**Input for this task:**
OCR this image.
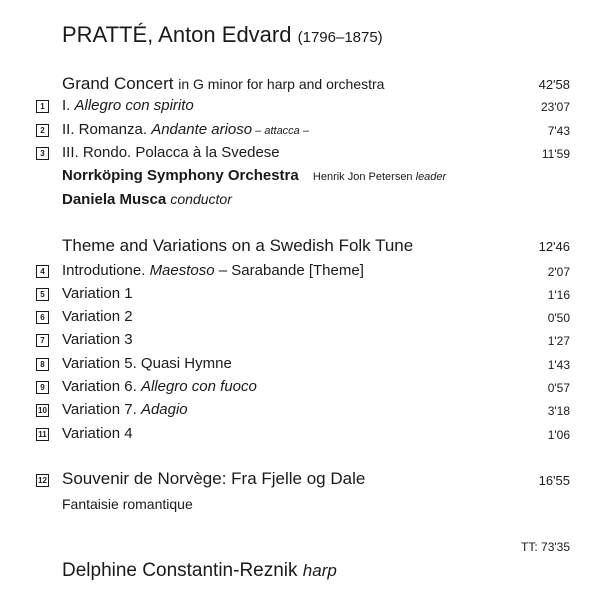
PRATTÉ, Anton Edvard (1796–1875)
Grand Concert in G minor for harp and orchestra	42'58
1 I. Allegro con spirito	23'07
2 II. Romanza. Andante arioso – attacca –	7'43
3 III. Rondo. Polacca à la Svedese	11'59
Norrköping Symphony Orchestra Henrik Jon Petersen leader
Daniela Musca conductor
Theme and Variations on a Swedish Folk Tune	12'46
4 Introdutione. Maestoso – Sarabande [Theme]	2'07
5 Variation 1	1'16
6 Variation 2	0'50
7 Variation 3	1'27
8 Variation 5. Quasi Hymne	1'43
9 Variation 6. Allegro con fuoco	0'57
10 Variation 7. Adagio	3'18
11 Variation 4	1'06
12 Souvenir de Norvège: Fra Fjelle og Dale	16'55
Fantaisie romantique
TT: 73'35
Delphine Constantin-Reznik harp
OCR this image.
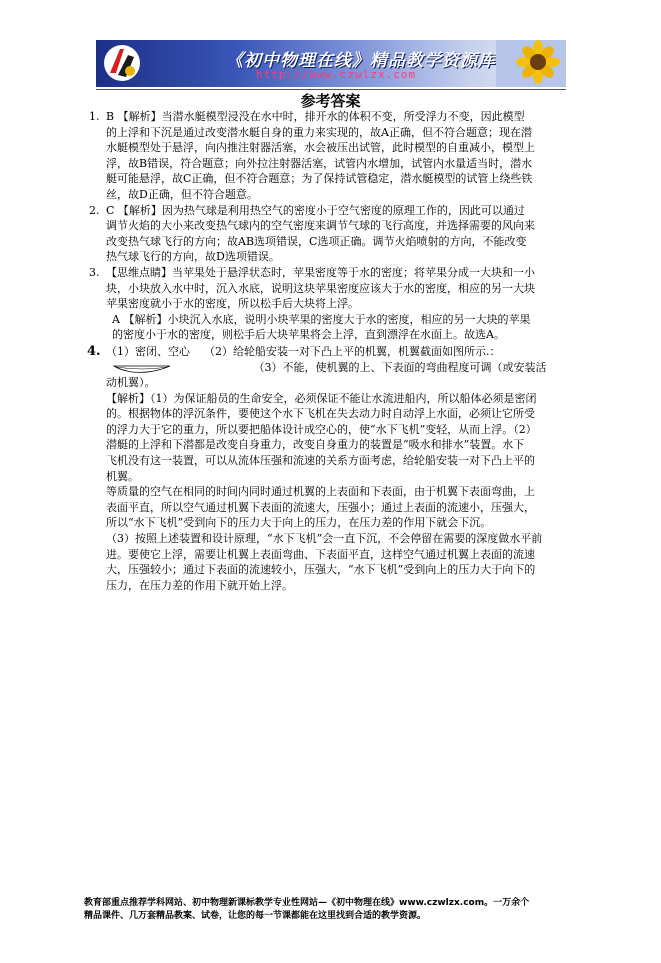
《初中物理在线》精品教学资源库
http://www.czwlzx.com
参考答案
1. B 【解析】当潜水艇模型浸没在水中时，排开水的体积不变，所受浮力不变，因此模型

的上浮和下沉是通过改变潜水艇自身的重力来实现的，故A正确，但不符合题意；现在潜

水艇模型处于悬浮，向内推注射器活塞，水会被压出试管，此时模型的自重减小，模型上

浮，故B错误，符合题意；向外拉注射器活塞，试管内水增加，试管内水量适当时，潜水

艇可能悬浮，故C正确，但不符合题意；为了保持试管稳定，潜水艇模型的试管上绕些铁

丝，故D正确，但不符合题意。

2. C 【解析】因为热气球是利用热空气的密度小于空气密度的原理工作的，因此可以通过

调节火焰的大小来改变热气球内的空气密度来调节气球的飞行高度，并选择需要的风向来

改变热气球飞行的方向；故AB选项错误，C选项正确。调节火焰喷射的方向，不能改变

热气球飞行的方向，故D选项错误。

3. 【思维点睛】当苹果处于悬浮状态时，苹果密度等于水的密度；将苹果分成一大块和一小

块，小块放入水中时，沉入水底，说明这块苹果密度应该大于水的密度，相应的另一大块

苹果密度就小于水的密度，所以松手后大块将上浮。

A 【解析】小块沉入水底，说明小块苹果的密度大于水的密度，相应的另一大块的苹果

的密度小于水的密度，则松手后大块苹果将会上浮，直到漂浮在水面上。故选A。

4. （1）密闭、空心 （2）给轮船安装一对下凸上平的机翼，机翼截面如图所示.：

（3）不能，使机翼的上、下表面的弯曲程度可调（或安装活

动机翼）。

【解析】（1）为保证船员的生命安全，必须保证不能让水流进船内，所以船体必须是密闭

的。根据物体的浮沉条件，要使这个水下飞机在失去动力时自动浮上水面，必须让它所受

的浮力大于它的重力，所以要把船体设计成空心的，使“水下飞机”变轻，从而上浮。（2）

潜艇的上浮和下潜都是改变自身重力，改变自身重力的装置是“吸水和排水”装置。水下

飞机没有这一装置，可以从流体压强和流速的关系方面考虑，给轮船安装一对下凸上平的

机翼。

等质量的空气在相同的时间内同时通过机翼的上表面和下表面，由于机翼下表面弯曲，上

表面平直，所以空气通过机翼下表面的流速大，压强小；通过上表面的流速小，压强大，

所以“水下飞机”受到向下的压力大于向上的压力，在压力差的作用下就会下沉。

（3）按照上述装置和设计原理，“水下飞机”会一直下沉，不会停留在需要的深度做水平前

进。要使它上浮，需要让机翼上表面弯曲、下表面平直，这样空气通过机翼上表面的流速

大，压强较小；通过下表面的流速较小，压强大，“水下飞机”受到向上的压力大于向下的

压力，在压力差的作用下就开始上浮。

教育部重点推荐学科网站、初中物理新课标教学专业性网站—《初中物理在线》www.czwlzx.com。一万余个

精品课件、几万套精品教案、试卷，让您的每一节课都能在这里找到合适的教学资源。
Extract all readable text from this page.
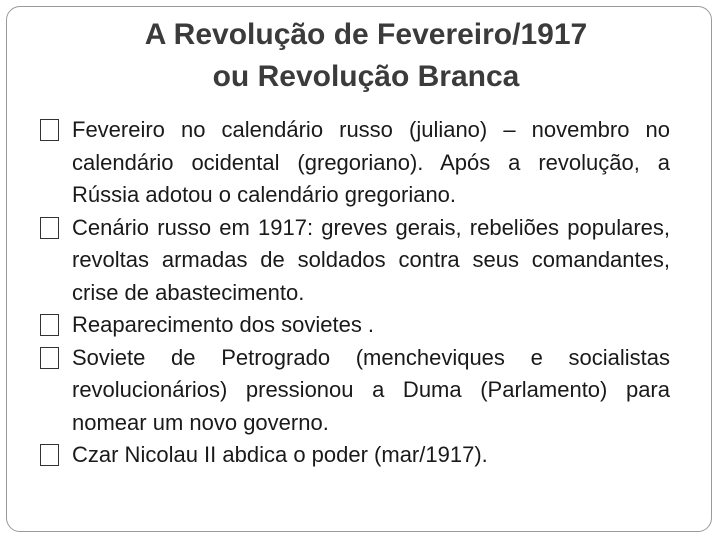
A Revolução de Fevereiro/1917
ou Revolução Branca
Fevereiro no calendário russo (juliano) – novembro no calendário ocidental (gregoriano). Após a revolução, a Rússia adotou o calendário gregoriano.
Cenário russo em 1917: greves gerais, rebeliões populares, revoltas armadas de soldados contra seus comandantes, crise de abastecimento.
Reaparecimento dos sovietes .
Soviete de Petrogrado (mencheviques e socialistas revolucionários) pressionou a Duma (Parlamento) para nomear um novo governo.
Czar Nicolau II abdica o poder (mar/1917).
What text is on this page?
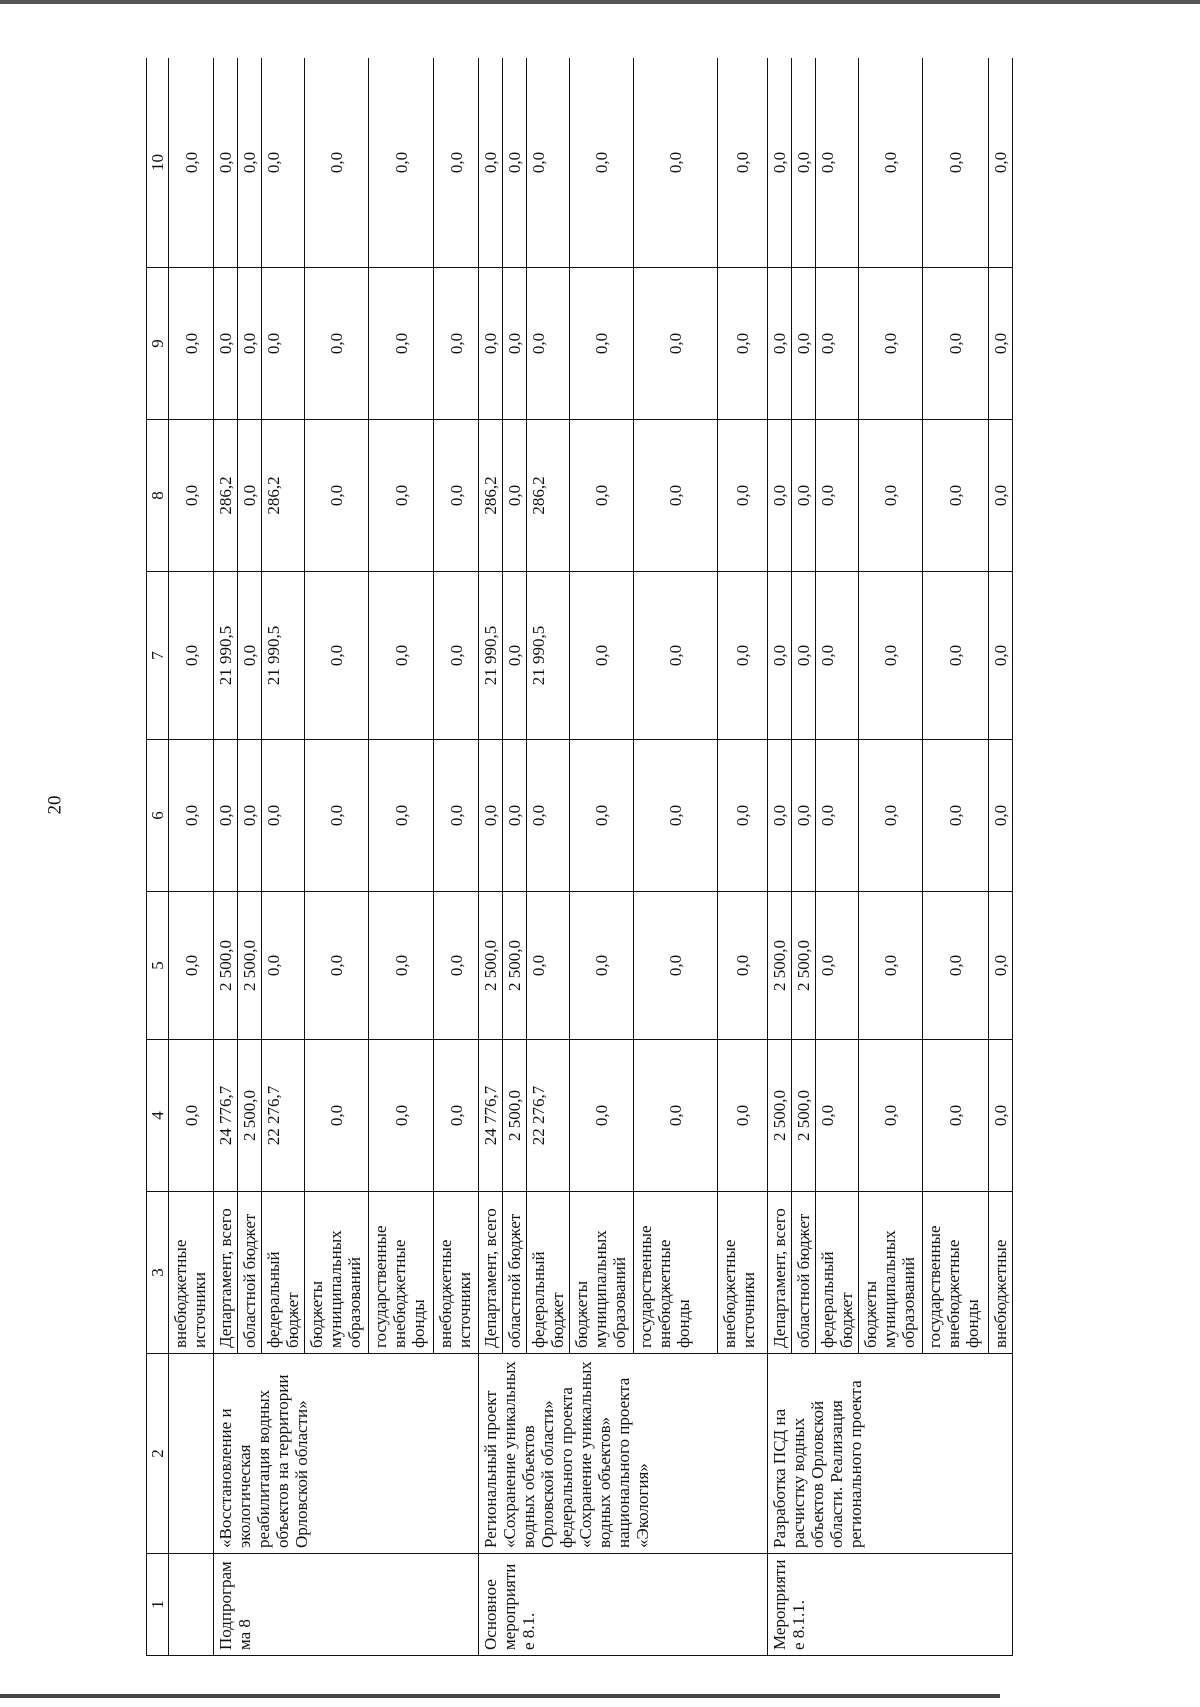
20
1	2	3	4	5	6	7	8	9	10
		внебюджетные источники	0,0	0,0	0,0	0,0	0,0	0,0	0,0
Подпрограмма 8	«Восстановление и экологическая реабилитация водных объектов на территории Орловской области»	Департамент, всего	24 776,7	2 500,0	0,0	21 990,5	286,2	0,0	0,0
		областной бюджет	2 500,0	2 500,0	0,0	0,0	0,0	0,0	0,0
		федеральный бюджет	22 276,7	0,0	0,0	21 990,5	286,2	0,0	0,0
		бюджеты муниципальных образований	0,0	0,0	0,0	0,0	0,0	0,0	0,0
		государственные внебюджетные фонды	0,0	0,0	0,0	0,0	0,0	0,0	0,0
		внебюджетные источники	0,0	0,0	0,0	0,0	0,0	0,0	0,0
Основное мероприятие 8.1.	Региональный проект «Сохранение уникальных водных объектов Орловской области» федерального проекта «Сохранение уникальных водных объектов» национального проекта «Экология»	Департамент, всего	24 776,7	2 500,0	0,0	21 990,5	286,2	0,0	0,0
		областной бюджет	2 500,0	2 500,0	0,0	0,0	0,0	0,0	0,0
		федеральный бюджет	22 276,7	0,0	0,0	21 990,5	286,2	0,0	0,0
		бюджеты муниципальных образований	0,0	0,0	0,0	0,0	0,0	0,0	0,0
		государственные внебюджетные фонды	0,0	0,0	0,0	0,0	0,0	0,0	0,0
		внебюджетные источники	0,0	0,0	0,0	0,0	0,0	0,0	0,0
Мероприятие 8.1.1.	Разработка ПСД на расчистку водных объектов Орловской области. Реализация регионального проекта	Департамент, всего	2 500,0	2 500,0	0,0	0,0	0,0	0,0	0,0
		областной бюджет	2 500,0	2 500,0	0,0	0,0	0,0	0,0	0,0
		федеральный бюджет	0,0	0,0	0,0	0,0	0,0	0,0	0,0
		бюджеты муниципальных образований	0,0	0,0	0,0	0,0	0,0	0,0	0,0
		государственные внебюджетные фонды	0,0	0,0	0,0	0,0	0,0	0,0	0,0
		внебюджетные	0,0	0,0	0,0	0,0	0,0	0,0	0,0
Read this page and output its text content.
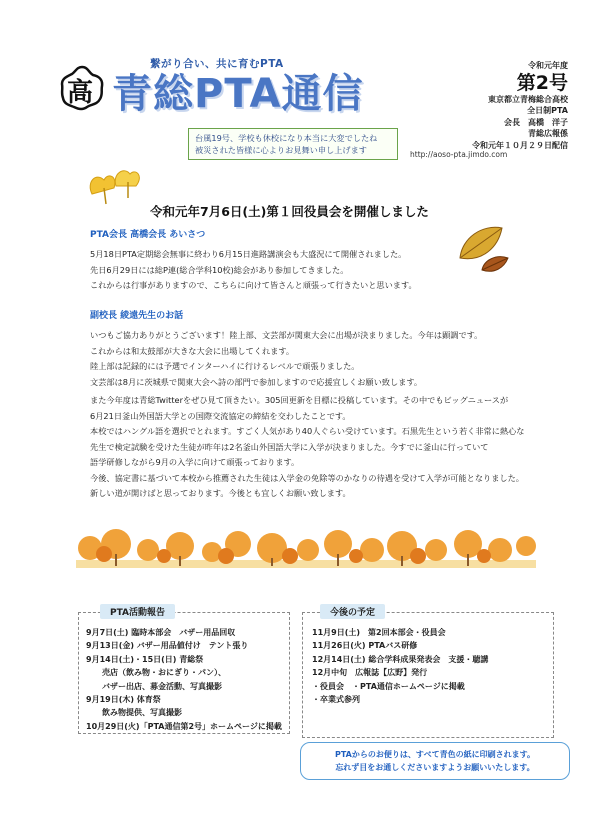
繋がり合い、共に育むPTA
高 青総PTA通信
令和元年度
第2号
東京都立青梅総合高校
全日制PTA
会長　高橋　洋子
青総広報係
令和元年１０月２９日配信
台風19号、学校も休校になり本当に大変でしたね
被災された皆様に心よりお見舞い申し上げます	http://aoso-pta.jimdo.com
令和元年7月6日(土)第１回役員会を開催しました
PTA会長 高橋会長 あいさつ
5月18日PTA定期総会無事に終わり6月15日進路講演会も大盛況にて開催されました。
先日6月29日には総P連(総合学科10校)総会があり参加してきました。
これからは行事がありますので、こちらに向けて皆さんと頑張って行きたいと思います。
副校長 綾遠先生のお話
いつもご協力ありがとうございます！陸上部、文芸部が関東大会に出場が決まりました。今年は顕調です。
これからは和太鼓部が大きな大会に出場してくれます。
陸上部は記録的には予選でインターハイに行けるレベルで頑張りました。
文芸部は8月に茨城県で関東大会へ詩の部門で参加しますので応援宜しくお願い致します。
また今年度は青総Twitterをぜひ見て頂きたい。305回更新を目標に投稿しています。その中でもビッグニュースが
6月21日釜山外国語大学との国際交流協定の締結を交わしたことです。
本校ではハングル語を選択でとれます。すごく人気があり40人ぐらい受けています。石黒先生という若く非常に熱心な
先生で検定試験を受けた生徒が昨年は2名釜山外国語大学に入学が決まりました。今すでに釜山に行っていて
語学研修しながら9月の入学に向けて頑張っております。
今後、協定書に基づいて本校から推薦された生徒は入学金の免除等のかなりの待遇を受けて入学が可能となりました。
新しい道が開けばと思っております。今後とも宜しくお願い致します。
PTA活動報告
9月7日(土) 臨時本部会　バザー用品回収
9月13日(金) バザー用品値付け　テント張り
9月14日(土)・15日(日) 青総祭
　　売店（飲み物・おにぎり・パン）、
　　バザー出店、募金活動、写真撮影
9月19日(木) 体育祭
　　飲み物提供、写真撮影
10月29日(火)「PTA通信第2号」ホームページに掲載
今後の予定
11月9日(土)　第2回本部会・役員会
11月26日(火) PTAバス研修
12月14日(土) 総合学科成果発表会　支援・聴講
12月中旬　広報誌【広野】発行
・役員会　・PTA通信ホームページに掲載
・卒業式参列
PTAからのお便りは、すべて青色の紙に印刷されます。
忘れず目をお通しくださいますようお願いいたします。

**Exercise:**
Search the entries for the string "czwlzx" and collect each line that has it.

**In response:**
http://www.czwlzx.com
教育部重点推荐学科网站、初中物理新课标教学专业性网站—《初中物理在线》www.czwlzx.com。一万余个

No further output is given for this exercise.